Work to complete>
The records below must be copied in full; omit the images.

Dataset items
----------
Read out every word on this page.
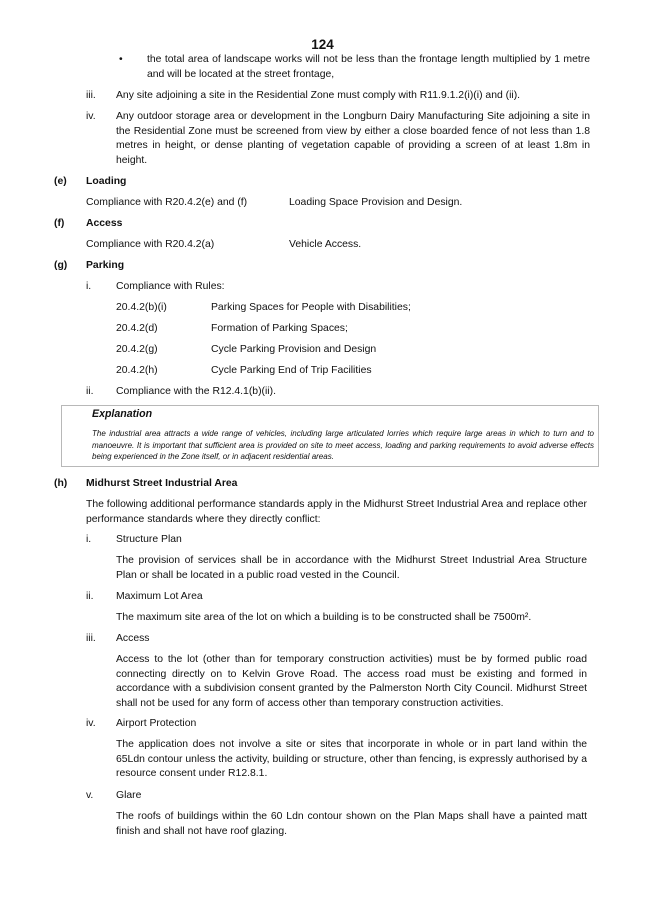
124
• the total area of landscape works will not be less than the frontage length multiplied by 1 metre and will be located at the street frontage,
iii. Any site adjoining a site in the Residential Zone must comply with R11.9.1.2(i)(i) and (ii).
iv. Any outdoor storage area or development in the Longburn Dairy Manufacturing Site adjoining a site in the Residential Zone must be screened from view by either a close boarded fence of not less than 1.8 metres in height, or dense planting of vegetation capable of providing a screen of at least 1.8m in height.
(e) Loading
Compliance with R20.4.2(e) and (f)	Loading Space Provision and Design.
(f) Access
Compliance with R20.4.2(a)	Vehicle Access.
(g) Parking
i. Compliance with Rules:
20.4.2(b)(i)	Parking Spaces for People with Disabilities;
20.4.2(d)	Formation of Parking Spaces;
20.4.2(g)	Cycle Parking Provision and Design
20.4.2(h)	Cycle Parking End of Trip Facilities
ii. Compliance with the R12.4.1(b)(ii).
Explanation
The industrial area attracts a wide range of vehicles, including large articulated lorries which require large areas in which to turn and to manoeuvre. It is important that sufficient area is provided on site to meet access, loading and parking requirements to avoid adverse effects being experienced in the Zone itself, or in adjacent residential areas.
(h) Midhurst Street Industrial Area
The following additional performance standards apply in the Midhurst Street Industrial Area and replace other performance standards where they directly conflict:
i. Structure Plan
The provision of services shall be in accordance with the Midhurst Street Industrial Area Structure Plan or shall be located in a public road vested in the Council.
ii. Maximum Lot Area
The maximum site area of the lot on which a building is to be constructed shall be 7500m².
iii. Access
Access to the lot (other than for temporary construction activities) must be by formed public road connecting directly on to Kelvin Grove Road. The access road must be existing and formed in accordance with a subdivision consent granted by the Palmerston North City Council. Midhurst Street shall not be used for any form of access other than temporary construction activities.
iv. Airport Protection
The application does not involve a site or sites that incorporate in whole or in part land within the 65Ldn contour unless the activity, building or structure, other than fencing, is expressly authorised by a resource consent under R12.8.1.
v. Glare
The roofs of buildings within the 60 Ldn contour shown on the Plan Maps shall have a painted matt finish and shall not have roof glazing.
----------
Answer to the exercise>
Read out every word on this page.
124
• the total area of landscape works will not be less than the frontage length multiplied by 1 metre and will be located at the street frontage,
iii. Any site adjoining a site in the Residential Zone must comply with R11.9.1.2(i)(i) and (ii).
iv. Any outdoor storage area or development in the Longburn Dairy Manufacturing Site adjoining a site in the Residential Zone must be screened from view by either a close boarded fence of not less than 1.8 metres in height, or dense planting of vegetation capable of providing a screen of at least 1.8m in height.
(e) Loading
Compliance with R20.4.2(e) and (f)	Loading Space Provision and Design.
(f) Access
Compliance with R20.4.2(a)	Vehicle Access.
(g) Parking
i. Compliance with Rules:
20.4.2(b)(i)	Parking Spaces for People with Disabilities;
20.4.2(d)	Formation of Parking Spaces;
20.4.2(g)	Cycle Parking Provision and Design
20.4.2(h)	Cycle Parking End of Trip Facilities
ii. Compliance with the R12.4.1(b)(ii).
Explanation
The industrial area attracts a wide range of vehicles, including large articulated lorries which require large areas in which to turn and to manoeuvre. It is important that sufficient area is provided on site to meet access, loading and parking requirements to avoid adverse effects being experienced in the Zone itself, or in adjacent residential areas.
(h) Midhurst Street Industrial Area
The following additional performance standards apply in the Midhurst Street Industrial Area and replace other performance standards where they directly conflict:
i. Structure Plan
The provision of services shall be in accordance with the Midhurst Street Industrial Area Structure Plan or shall be located in a public road vested in the Council.
ii. Maximum Lot Area
The maximum site area of the lot on which a building is to be constructed shall be 7500m².
iii. Access
Access to the lot (other than for temporary construction activities) must be by formed public road connecting directly on to Kelvin Grove Road. The access road must be existing and formed in accordance with a subdivision consent granted by the Palmerston North City Council. Midhurst Street shall not be used for any form of access other than temporary construction activities.
iv. Airport Protection
The application does not involve a site or sites that incorporate in whole or in part land within the 65Ldn contour unless the activity, building or structure, other than fencing, is expressly authorised by a resource consent under R12.8.1.
v. Glare
The roofs of buildings within the 60 Ldn contour shown on the Plan Maps shall have a painted matt finish and shall not have roof glazing.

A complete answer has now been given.